## [The records]
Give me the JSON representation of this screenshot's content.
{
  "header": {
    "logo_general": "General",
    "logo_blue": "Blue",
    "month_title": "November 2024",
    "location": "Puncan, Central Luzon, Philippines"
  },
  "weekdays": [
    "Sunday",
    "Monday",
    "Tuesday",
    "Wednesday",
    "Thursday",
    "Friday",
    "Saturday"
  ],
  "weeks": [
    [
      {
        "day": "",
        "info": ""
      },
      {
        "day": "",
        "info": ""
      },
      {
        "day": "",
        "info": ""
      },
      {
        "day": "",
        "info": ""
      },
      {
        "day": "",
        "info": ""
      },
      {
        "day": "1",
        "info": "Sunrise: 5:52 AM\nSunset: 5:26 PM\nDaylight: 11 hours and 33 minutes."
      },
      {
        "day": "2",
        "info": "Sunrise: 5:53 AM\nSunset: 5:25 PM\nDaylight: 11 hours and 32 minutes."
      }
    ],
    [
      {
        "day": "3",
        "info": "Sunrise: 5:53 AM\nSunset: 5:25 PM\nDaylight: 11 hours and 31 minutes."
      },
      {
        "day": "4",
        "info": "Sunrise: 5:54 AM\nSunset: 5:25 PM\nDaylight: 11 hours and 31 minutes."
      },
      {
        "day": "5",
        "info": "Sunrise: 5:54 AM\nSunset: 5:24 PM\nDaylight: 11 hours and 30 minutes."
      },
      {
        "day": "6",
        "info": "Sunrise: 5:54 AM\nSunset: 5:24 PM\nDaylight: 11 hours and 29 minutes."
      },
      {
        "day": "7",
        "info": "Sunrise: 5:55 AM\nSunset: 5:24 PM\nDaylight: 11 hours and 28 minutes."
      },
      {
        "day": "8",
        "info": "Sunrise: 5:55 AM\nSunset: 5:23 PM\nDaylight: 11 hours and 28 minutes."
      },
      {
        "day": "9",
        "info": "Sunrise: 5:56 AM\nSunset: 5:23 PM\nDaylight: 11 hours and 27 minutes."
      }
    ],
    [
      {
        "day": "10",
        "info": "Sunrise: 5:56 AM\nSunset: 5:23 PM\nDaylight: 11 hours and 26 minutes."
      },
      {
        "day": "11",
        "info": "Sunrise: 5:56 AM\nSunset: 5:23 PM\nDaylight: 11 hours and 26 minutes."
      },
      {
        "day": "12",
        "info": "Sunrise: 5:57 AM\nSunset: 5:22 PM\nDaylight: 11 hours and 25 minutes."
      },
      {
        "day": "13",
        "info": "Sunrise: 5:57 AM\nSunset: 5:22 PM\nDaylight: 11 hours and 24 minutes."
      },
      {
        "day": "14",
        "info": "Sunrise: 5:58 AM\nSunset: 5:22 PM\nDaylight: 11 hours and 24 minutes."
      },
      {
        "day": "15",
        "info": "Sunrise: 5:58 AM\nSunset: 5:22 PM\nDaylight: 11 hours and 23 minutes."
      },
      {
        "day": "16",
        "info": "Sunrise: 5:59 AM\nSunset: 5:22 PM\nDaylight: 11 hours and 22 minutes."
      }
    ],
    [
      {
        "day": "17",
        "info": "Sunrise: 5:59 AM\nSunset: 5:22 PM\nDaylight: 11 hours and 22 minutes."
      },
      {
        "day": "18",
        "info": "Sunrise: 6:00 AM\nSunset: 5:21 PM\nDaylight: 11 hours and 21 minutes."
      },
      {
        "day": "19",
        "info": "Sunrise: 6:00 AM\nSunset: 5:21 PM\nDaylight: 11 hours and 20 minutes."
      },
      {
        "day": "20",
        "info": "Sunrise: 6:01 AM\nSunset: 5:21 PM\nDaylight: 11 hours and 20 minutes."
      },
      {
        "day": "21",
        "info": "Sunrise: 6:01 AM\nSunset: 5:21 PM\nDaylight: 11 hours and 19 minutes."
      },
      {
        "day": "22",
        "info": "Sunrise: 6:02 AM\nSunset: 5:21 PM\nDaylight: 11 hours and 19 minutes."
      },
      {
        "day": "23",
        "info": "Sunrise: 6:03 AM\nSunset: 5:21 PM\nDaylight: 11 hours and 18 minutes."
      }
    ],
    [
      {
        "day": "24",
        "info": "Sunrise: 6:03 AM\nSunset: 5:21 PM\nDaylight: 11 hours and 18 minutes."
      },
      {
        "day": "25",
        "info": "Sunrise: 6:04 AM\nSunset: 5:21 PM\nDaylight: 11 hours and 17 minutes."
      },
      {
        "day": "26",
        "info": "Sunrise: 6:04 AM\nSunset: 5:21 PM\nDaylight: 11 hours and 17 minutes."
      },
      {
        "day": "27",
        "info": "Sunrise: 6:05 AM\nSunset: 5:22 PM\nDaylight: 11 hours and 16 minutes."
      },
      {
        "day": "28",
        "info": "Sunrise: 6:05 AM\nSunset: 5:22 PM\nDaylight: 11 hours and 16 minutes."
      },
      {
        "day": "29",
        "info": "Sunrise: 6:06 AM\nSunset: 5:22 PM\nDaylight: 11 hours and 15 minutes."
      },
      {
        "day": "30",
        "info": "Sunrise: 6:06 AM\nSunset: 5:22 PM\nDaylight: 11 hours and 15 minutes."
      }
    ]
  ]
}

## [Given request]
Please output the entries above, every line exactly as it reads.

## [Full response]
Give me the JSON representation of this screenshot's content.
{
  "header": {
    "logo_general": "General",
    "logo_blue": "Blue",
    "month_title": "November 2024",
    "location": "Puncan, Central Luzon, Philippines"
  },
  "weekdays": [
    "Sunday",
    "Monday",
    "Tuesday",
    "Wednesday",
    "Thursday",
    "Friday",
    "Saturday"
  ],
  "weeks": [
    [
      {
        "day": "",
        "info": ""
      },
      {
        "day": "",
        "info": ""
      },
      {
        "day": "",
        "info": ""
      },
      {
        "day": "",
        "info": ""
      },
      {
        "day": "",
        "info": ""
      },
      {
        "day": "1",
        "info": "Sunrise: 5:52 AM\nSunset: 5:26 PM\nDaylight: 11 hours and 33 minutes."
      },
      {
        "day": "2",
        "info": "Sunrise: 5:53 AM\nSunset: 5:25 PM\nDaylight: 11 hours and 32 minutes."
      }
    ],
    [
      {
        "day": "3",
        "info": "Sunrise: 5:53 AM\nSunset: 5:25 PM\nDaylight: 11 hours and 31 minutes."
      },
      {
        "day": "4",
        "info": "Sunrise: 5:54 AM\nSunset: 5:25 PM\nDaylight: 11 hours and 31 minutes."
      },
      {
        "day": "5",
        "info": "Sunrise: 5:54 AM\nSunset: 5:24 PM\nDaylight: 11 hours and 30 minutes."
      },
      {
        "day": "6",
        "info": "Sunrise: 5:54 AM\nSunset: 5:24 PM\nDaylight: 11 hours and 29 minutes."
      },
      {
        "day": "7",
        "info": "Sunrise: 5:55 AM\nSunset: 5:24 PM\nDaylight: 11 hours and 28 minutes."
      },
      {
        "day": "8",
        "info": "Sunrise: 5:55 AM\nSunset: 5:23 PM\nDaylight: 11 hours and 28 minutes."
      },
      {
        "day": "9",
        "info": "Sunrise: 5:56 AM\nSunset: 5:23 PM\nDaylight: 11 hours and 27 minutes."
      }
    ],
    [
      {
        "day": "10",
        "info": "Sunrise: 5:56 AM\nSunset: 5:23 PM\nDaylight: 11 hours and 26 minutes."
      },
      {
        "day": "11",
        "info": "Sunrise: 5:56 AM\nSunset: 5:23 PM\nDaylight: 11 hours and 26 minutes."
      },
      {
        "day": "12",
        "info": "Sunrise: 5:57 AM\nSunset: 5:22 PM\nDaylight: 11 hours and 25 minutes."
      },
      {
        "day": "13",
        "info": "Sunrise: 5:57 AM\nSunset: 5:22 PM\nDaylight: 11 hours and 24 minutes."
      },
      {
        "day": "14",
        "info": "Sunrise: 5:58 AM\nSunset: 5:22 PM\nDaylight: 11 hours and 24 minutes."
      },
      {
        "day": "15",
        "info": "Sunrise: 5:58 AM\nSunset: 5:22 PM\nDaylight: 11 hours and 23 minutes."
      },
      {
        "day": "16",
        "info": "Sunrise: 5:59 AM\nSunset: 5:22 PM\nDaylight: 11 hours and 22 minutes."
      }
    ],
    [
      {
        "day": "17",
        "info": "Sunrise: 5:59 AM\nSunset: 5:22 PM\nDaylight: 11 hours and 22 minutes."
      },
      {
        "day": "18",
        "info": "Sunrise: 6:00 AM\nSunset: 5:21 PM\nDaylight: 11 hours and 21 minutes."
      },
      {
        "day": "19",
        "info": "Sunrise: 6:00 AM\nSunset: 5:21 PM\nDaylight: 11 hours and 20 minutes."
      },
      {
        "day": "20",
        "info": "Sunrise: 6:01 AM\nSunset: 5:21 PM\nDaylight: 11 hours and 20 minutes."
      },
      {
        "day": "21",
        "info": "Sunrise: 6:01 AM\nSunset: 5:21 PM\nDaylight: 11 hours and 19 minutes."
      },
      {
        "day": "22",
        "info": "Sunrise: 6:02 AM\nSunset: 5:21 PM\nDaylight: 11 hours and 19 minutes."
      },
      {
        "day": "23",
        "info": "Sunrise: 6:03 AM\nSunset: 5:21 PM\nDaylight: 11 hours and 18 minutes."
      }
    ],
    [
      {
        "day": "24",
        "info": "Sunrise: 6:03 AM\nSunset: 5:21 PM\nDaylight: 11 hours and 18 minutes."
      },
      {
        "day": "25",
        "info": "Sunrise: 6:04 AM\nSunset: 5:21 PM\nDaylight: 11 hours and 17 minutes."
      },
      {
        "day": "26",
        "info": "Sunrise: 6:04 AM\nSunset: 5:21 PM\nDaylight: 11 hours and 17 minutes."
      },
      {
        "day": "27",
        "info": "Sunrise: 6:05 AM\nSunset: 5:22 PM\nDaylight: 11 hours and 16 minutes."
      },
      {
        "day": "28",
        "info": "Sunrise: 6:05 AM\nSunset: 5:22 PM\nDaylight: 11 hours and 16 minutes."
      },
      {
        "day": "29",
        "info": "Sunrise: 6:06 AM\nSunset: 5:22 PM\nDaylight: 11 hours and 15 minutes."
      },
      {
        "day": "30",
        "info": "Sunrise: 6:06 AM\nSunset: 5:22 PM\nDaylight: 11 hours and 15 minutes."
      }
    ]
  ]
}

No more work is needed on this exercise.